- [Exercise] The records below must be output exactly, without pictures.

- [Provided information]
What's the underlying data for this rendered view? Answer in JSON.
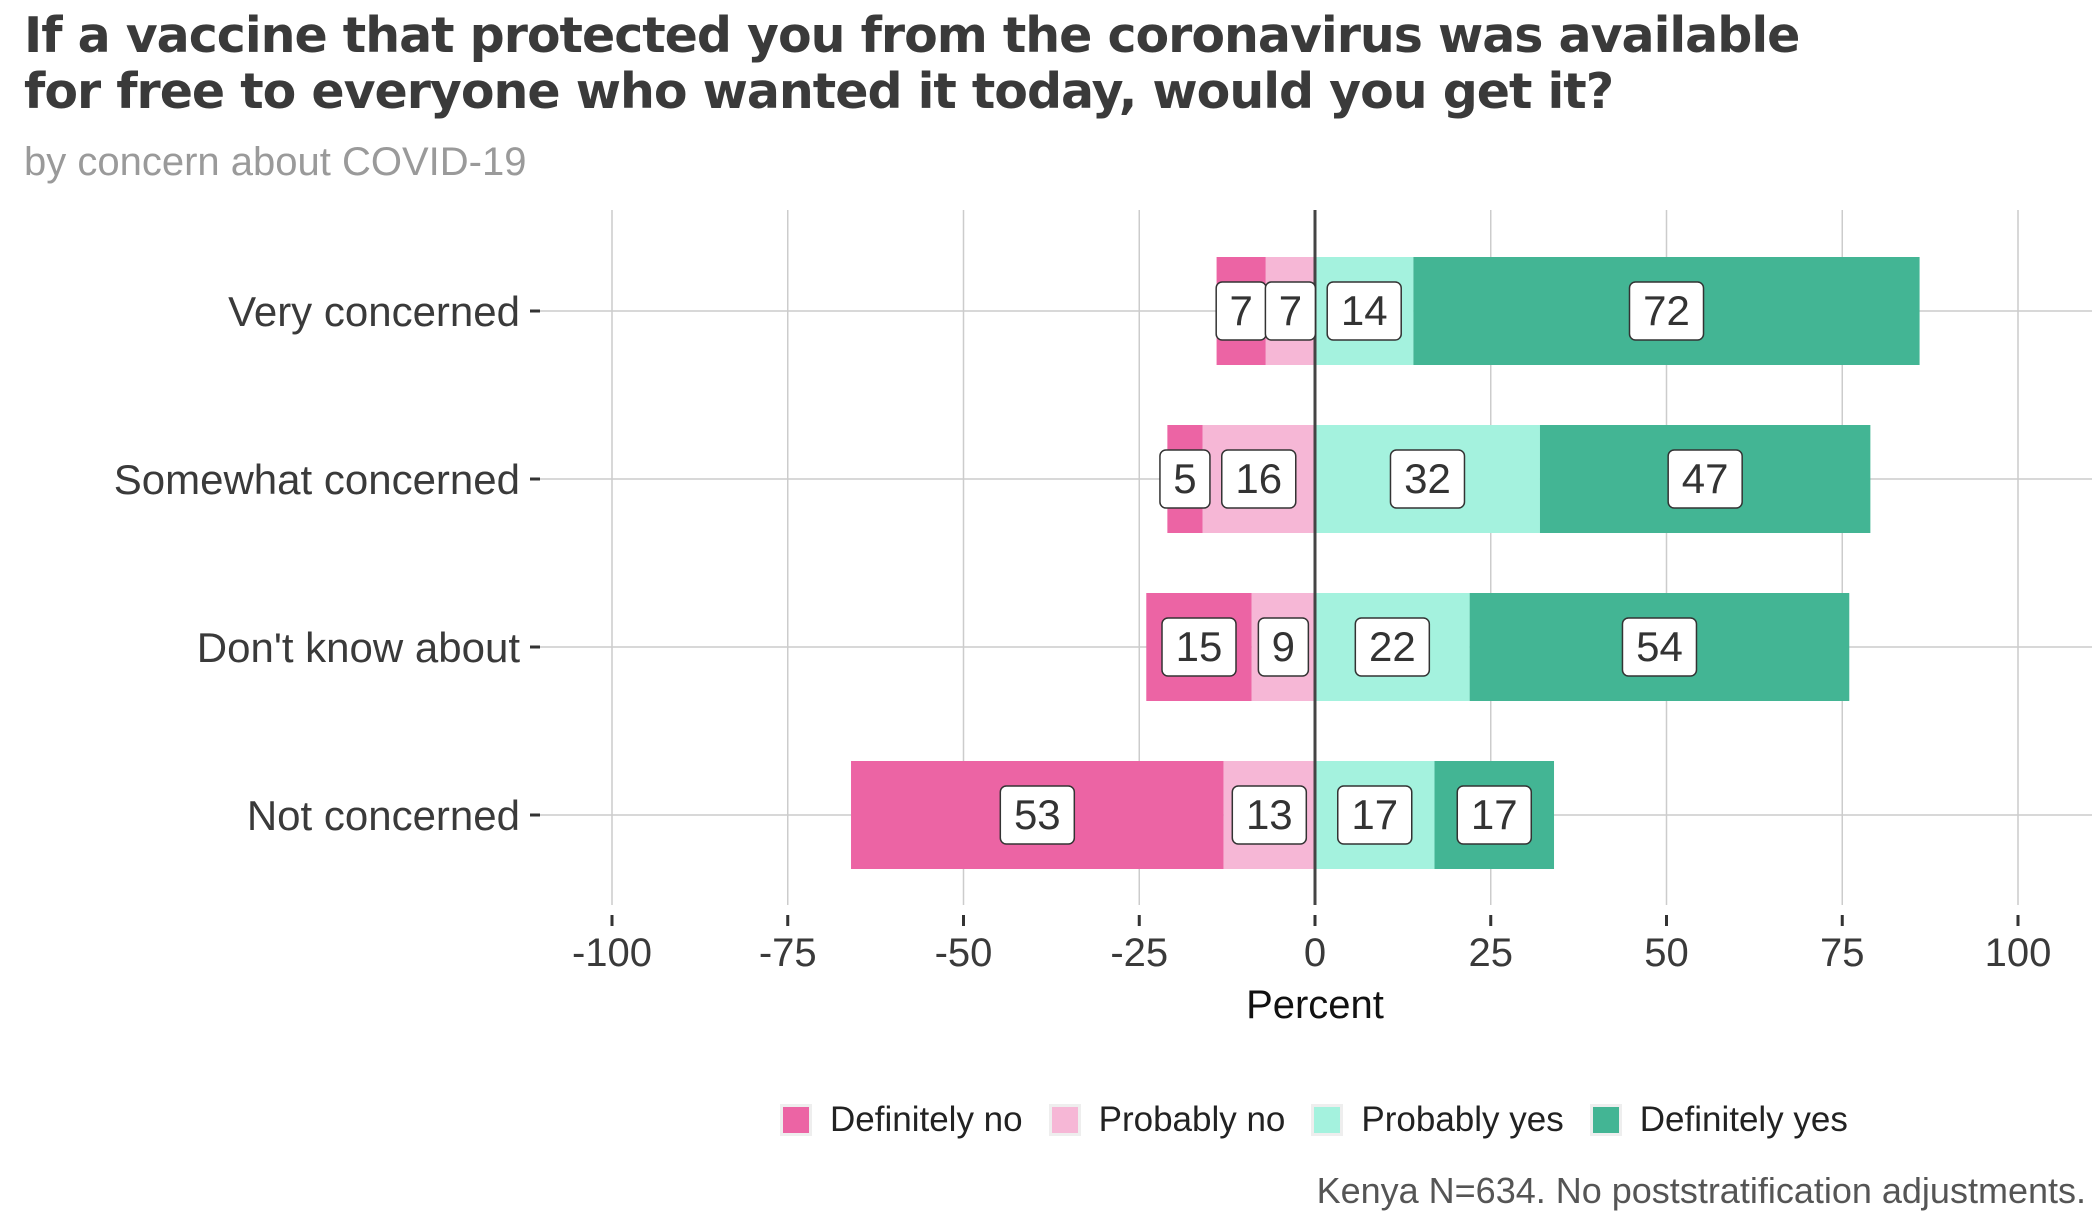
{
  "title_line1": "If a vaccine that protected you from the coronavirus was available",
  "title_line2": "for free to everyone who wanted it today, would you get it?",
  "subtitle": "by concern about COVID-19",
  "caption": "Kenya N=634. No poststratification adjustments.",
  "colors": {
    "definitely_no": "#ec64a4",
    "probably_no": "#f6b7d6",
    "probably_yes": "#a4f2de",
    "definitely_yes": "#43b594"
  },
  "chart_data": {
    "type": "bar",
    "orientation": "horizontal",
    "stacked": "diverging",
    "categories": [
      "Very concerned",
      "Somewhat concerned",
      "Don't know about",
      "Not concerned"
    ],
    "series": [
      {
        "name": "Definitely no",
        "values": [
          7,
          5,
          15,
          53
        ]
      },
      {
        "name": "Probably no",
        "values": [
          7,
          16,
          9,
          13
        ]
      },
      {
        "name": "Probably yes",
        "values": [
          14,
          32,
          22,
          17
        ]
      },
      {
        "name": "Definitely yes",
        "values": [
          72,
          47,
          54,
          17
        ]
      }
    ],
    "xlabel": "Percent",
    "ylabel": "",
    "xlim": [
      -100,
      110
    ],
    "xticks": [
      -100,
      -75,
      -50,
      -25,
      0,
      25,
      50,
      75,
      100
    ],
    "xtick_labels": [
      "-100",
      "-75",
      "-50",
      "-25",
      "0",
      "25",
      "50",
      "75",
      "100"
    ],
    "grid": true,
    "legend": "bottom"
  }
}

- [Answer box]
What's the underlying data for this rendered view? Answer in JSON.
{
  "title_line1": "If a vaccine that protected you from the coronavirus was available",
  "title_line2": "for free to everyone who wanted it today, would you get it?",
  "subtitle": "by concern about COVID-19",
  "caption": "Kenya N=634. No poststratification adjustments.",
  "colors": {
    "definitely_no": "#ec64a4",
    "probably_no": "#f6b7d6",
    "probably_yes": "#a4f2de",
    "definitely_yes": "#43b594"
  },
  "chart_data": {
    "type": "bar",
    "orientation": "horizontal",
    "stacked": "diverging",
    "categories": [
      "Very concerned",
      "Somewhat concerned",
      "Don't know about",
      "Not concerned"
    ],
    "series": [
      {
        "name": "Definitely no",
        "values": [
          7,
          5,
          15,
          53
        ]
      },
      {
        "name": "Probably no",
        "values": [
          7,
          16,
          9,
          13
        ]
      },
      {
        "name": "Probably yes",
        "values": [
          14,
          32,
          22,
          17
        ]
      },
      {
        "name": "Definitely yes",
        "values": [
          72,
          47,
          54,
          17
        ]
      }
    ],
    "xlabel": "Percent",
    "ylabel": "",
    "xlim": [
      -100,
      110
    ],
    "xticks": [
      -100,
      -75,
      -50,
      -25,
      0,
      25,
      50,
      75,
      100
    ],
    "xtick_labels": [
      "-100",
      "-75",
      "-50",
      "-25",
      "0",
      "25",
      "50",
      "75",
      "100"
    ],
    "grid": true,
    "legend": "bottom"
  }
}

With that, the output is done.